> _Given request_: The answer should be a single number: how many lines of the entries below hold the word "pravá".

* Begin Input material *

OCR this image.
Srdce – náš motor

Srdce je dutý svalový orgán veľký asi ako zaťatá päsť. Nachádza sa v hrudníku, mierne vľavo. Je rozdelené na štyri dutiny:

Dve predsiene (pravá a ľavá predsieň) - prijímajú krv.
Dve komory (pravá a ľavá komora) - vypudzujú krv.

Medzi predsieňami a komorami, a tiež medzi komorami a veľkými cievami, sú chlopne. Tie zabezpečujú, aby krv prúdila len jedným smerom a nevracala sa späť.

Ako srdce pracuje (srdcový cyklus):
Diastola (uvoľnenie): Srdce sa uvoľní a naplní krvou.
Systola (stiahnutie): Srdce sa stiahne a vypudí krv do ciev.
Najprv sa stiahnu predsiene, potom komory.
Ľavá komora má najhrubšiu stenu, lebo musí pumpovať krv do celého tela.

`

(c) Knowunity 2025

* End Input material *

> _Task output_: 2